Aim:
Locate the string "this" throughout the material and copy every line in which it occurs.

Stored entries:

⟨

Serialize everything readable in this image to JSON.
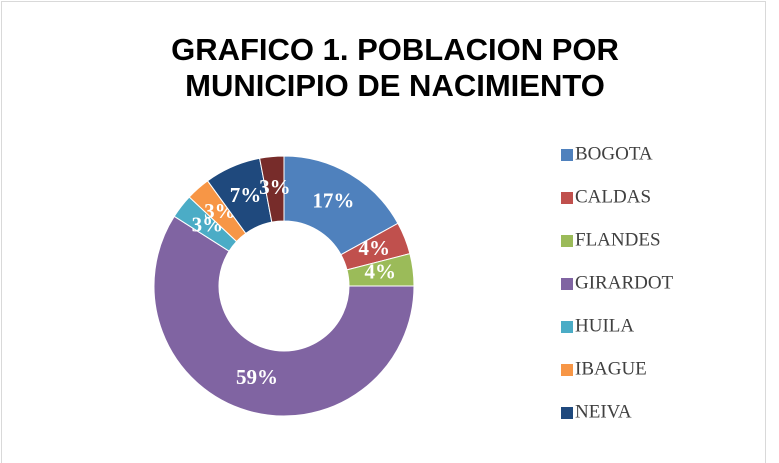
{
  "chart_data": {
    "type": "donut",
    "title": [
      "GRAFICO 1. POBLACION POR",
      "MUNICIPIO  DE NACIMIENTO"
    ],
    "categories": [
      "BOGOTA",
      "CALDAS",
      "FLANDES",
      "GIRARDOT",
      "HUILA",
      "IBAGUE",
      "NEIVA",
      null
    ],
    "values": [
      17,
      4,
      4,
      59,
      3,
      3,
      7,
      3
    ],
    "value_labels": [
      "17%",
      "4%",
      "4%",
      "59%",
      "3%",
      "3%",
      "7%",
      "3%"
    ],
    "colors": [
      "#4f81bd",
      "#c0504d",
      "#9bbb59",
      "#8064a2",
      "#4bacc6",
      "#f79646",
      "#1f497d",
      "#772c2a"
    ],
    "legend": "right"
  }
}
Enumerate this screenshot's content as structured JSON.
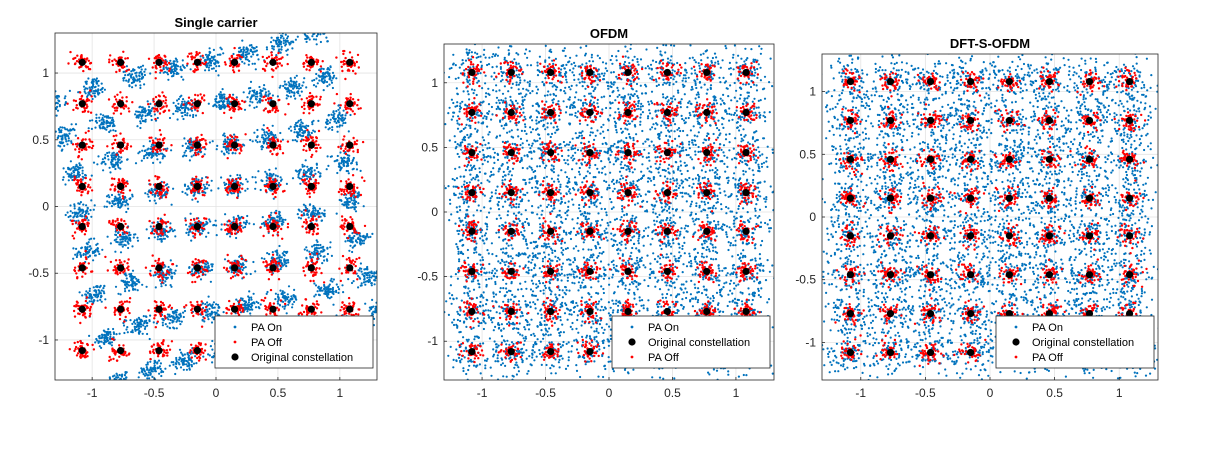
{
  "chart_data": [
    {
      "type": "scatter",
      "title": "Single carrier",
      "xlabel": "",
      "ylabel": "",
      "xlim": [
        -1.3,
        1.3
      ],
      "ylim": [
        -1.3,
        1.3
      ],
      "xticks": [
        -1,
        -0.5,
        0,
        0.5,
        1
      ],
      "xtick_labels": [
        "-1",
        "-0.5",
        "0",
        "0.5",
        "1"
      ],
      "yticks": [
        -1,
        -0.5,
        0,
        0.5,
        1
      ],
      "ytick_labels": [
        "-1",
        "-0.5",
        "0",
        "0.5",
        "1"
      ],
      "grid": true,
      "legend_position": "bottom-right",
      "constellation_levels": [
        -1.08,
        -0.77,
        -0.46,
        -0.15,
        0.15,
        0.46,
        0.77,
        1.08
      ],
      "series": [
        {
          "name": "PA On",
          "marker": "point",
          "color": "#0072BD",
          "spread": 0.05,
          "rotation_deg": 14
        },
        {
          "name": "PA Off",
          "marker": "point",
          "color": "#FF0000",
          "spread": 0.038,
          "rotation_deg": 0
        },
        {
          "name": "Original constellation",
          "marker": "filled-circle",
          "color": "#000000"
        }
      ]
    },
    {
      "type": "scatter",
      "title": "OFDM",
      "xlabel": "",
      "ylabel": "",
      "xlim": [
        -1.3,
        1.3
      ],
      "ylim": [
        -1.3,
        1.3
      ],
      "xticks": [
        -1,
        -0.5,
        0,
        0.5,
        1
      ],
      "xtick_labels": [
        "-1",
        "-0.5",
        "0",
        "0.5",
        "1"
      ],
      "yticks": [
        -1,
        -0.5,
        0,
        0.5,
        1
      ],
      "ytick_labels": [
        "-1",
        "-0.5",
        "0",
        "0.5",
        "1"
      ],
      "grid": true,
      "legend_position": "bottom-right",
      "constellation_levels": [
        -1.08,
        -0.77,
        -0.46,
        -0.15,
        0.15,
        0.46,
        0.77,
        1.08
      ],
      "series": [
        {
          "name": "PA On",
          "marker": "point",
          "color": "#0072BD",
          "spread": 0.1,
          "rotation_deg": 0
        },
        {
          "name": "Original constellation",
          "marker": "filled-circle",
          "color": "#000000"
        },
        {
          "name": "PA Off",
          "marker": "point",
          "color": "#FF0000",
          "spread": 0.04,
          "rotation_deg": 0
        }
      ]
    },
    {
      "type": "scatter",
      "title": "DFT-S-OFDM",
      "xlabel": "",
      "ylabel": "",
      "xlim": [
        -1.3,
        1.3
      ],
      "ylim": [
        -1.3,
        1.3
      ],
      "xticks": [
        -1,
        -0.5,
        0,
        0.5,
        1
      ],
      "xtick_labels": [
        "-1",
        "-0.5",
        "0",
        "0.5",
        "1"
      ],
      "yticks": [
        -1,
        -0.5,
        0,
        0.5,
        1
      ],
      "ytick_labels": [
        "-1",
        "-0.5",
        "0",
        "0.5",
        "1"
      ],
      "grid": true,
      "legend_position": "bottom-right",
      "constellation_levels": [
        -1.08,
        -0.77,
        -0.46,
        -0.15,
        0.15,
        0.46,
        0.77,
        1.08
      ],
      "series": [
        {
          "name": "PA On",
          "marker": "point",
          "color": "#0072BD",
          "spread": 0.1,
          "rotation_deg": 0
        },
        {
          "name": "Original constellation",
          "marker": "filled-circle",
          "color": "#000000"
        },
        {
          "name": "PA Off",
          "marker": "point",
          "color": "#FF0000",
          "spread": 0.04,
          "rotation_deg": 0
        }
      ]
    }
  ]
}
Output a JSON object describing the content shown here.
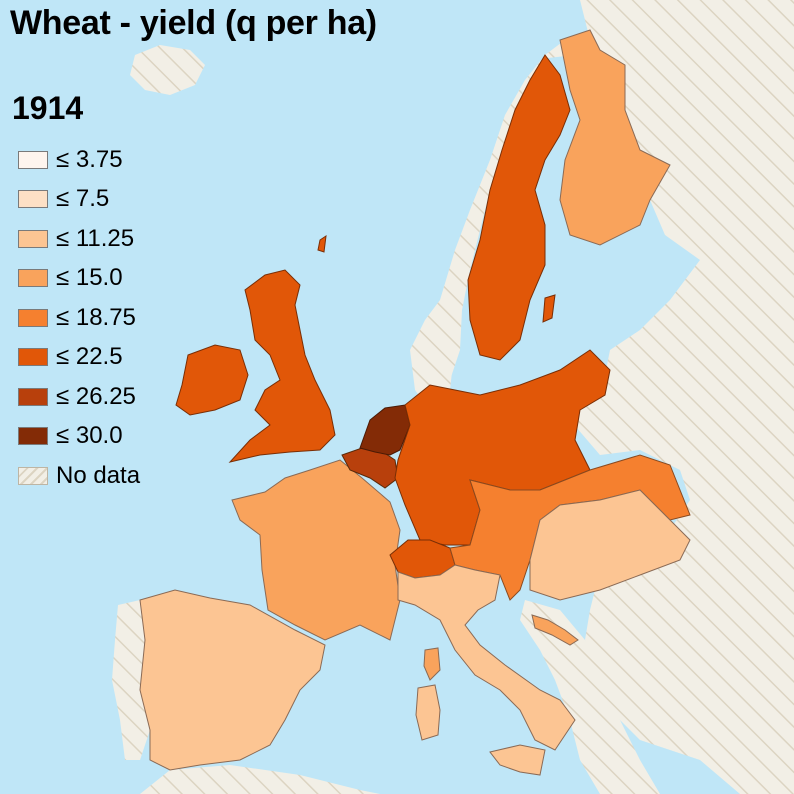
{
  "map": {
    "title": "Wheat - yield (q per ha)",
    "year": "1914",
    "legend": [
      {
        "label": "≤ 3.75",
        "color": "#fef5ee"
      },
      {
        "label": "≤ 7.5",
        "color": "#fde0c5"
      },
      {
        "label": "≤ 11.25",
        "color": "#fcc593"
      },
      {
        "label": "≤ 15.0",
        "color": "#f9a35c"
      },
      {
        "label": "≤ 18.75",
        "color": "#f5802f"
      },
      {
        "label": "≤ 22.5",
        "color": "#e15708"
      },
      {
        "label": "≤ 26.25",
        "color": "#b8400c"
      },
      {
        "label": "≤ 30.0",
        "color": "#832b06"
      },
      {
        "label": "No data",
        "color": "hatched"
      }
    ],
    "colors": {
      "sea": "#bfe6f7",
      "no_data_land": "#f2efe6",
      "hatch": "#dcd4c2"
    },
    "regions": [
      {
        "id": "netherlands",
        "class": "≤ 30.0"
      },
      {
        "id": "belgium",
        "class": "≤ 26.25"
      },
      {
        "id": "switzerland",
        "class": "≤ 22.5"
      },
      {
        "id": "germany",
        "class": "≤ 22.5"
      },
      {
        "id": "united-kingdom",
        "class": "≤ 22.5"
      },
      {
        "id": "ireland",
        "class": "≤ 22.5"
      },
      {
        "id": "sweden",
        "class": "≤ 22.5"
      },
      {
        "id": "austria",
        "class": "≤ 18.75"
      },
      {
        "id": "france",
        "class": "≤ 15.0"
      },
      {
        "id": "finland",
        "class": "≤ 15.0"
      },
      {
        "id": "hungary",
        "class": "≤ 11.25"
      },
      {
        "id": "italy",
        "class": "≤ 11.25"
      },
      {
        "id": "spain",
        "class": "≤ 11.25"
      },
      {
        "id": "dalmatia",
        "class": "≤ 15.0"
      }
    ]
  }
}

⟩

Written answer:
Serialize everything readable in this image to JSON.
Enumerate this screenshot's content as structured JSON.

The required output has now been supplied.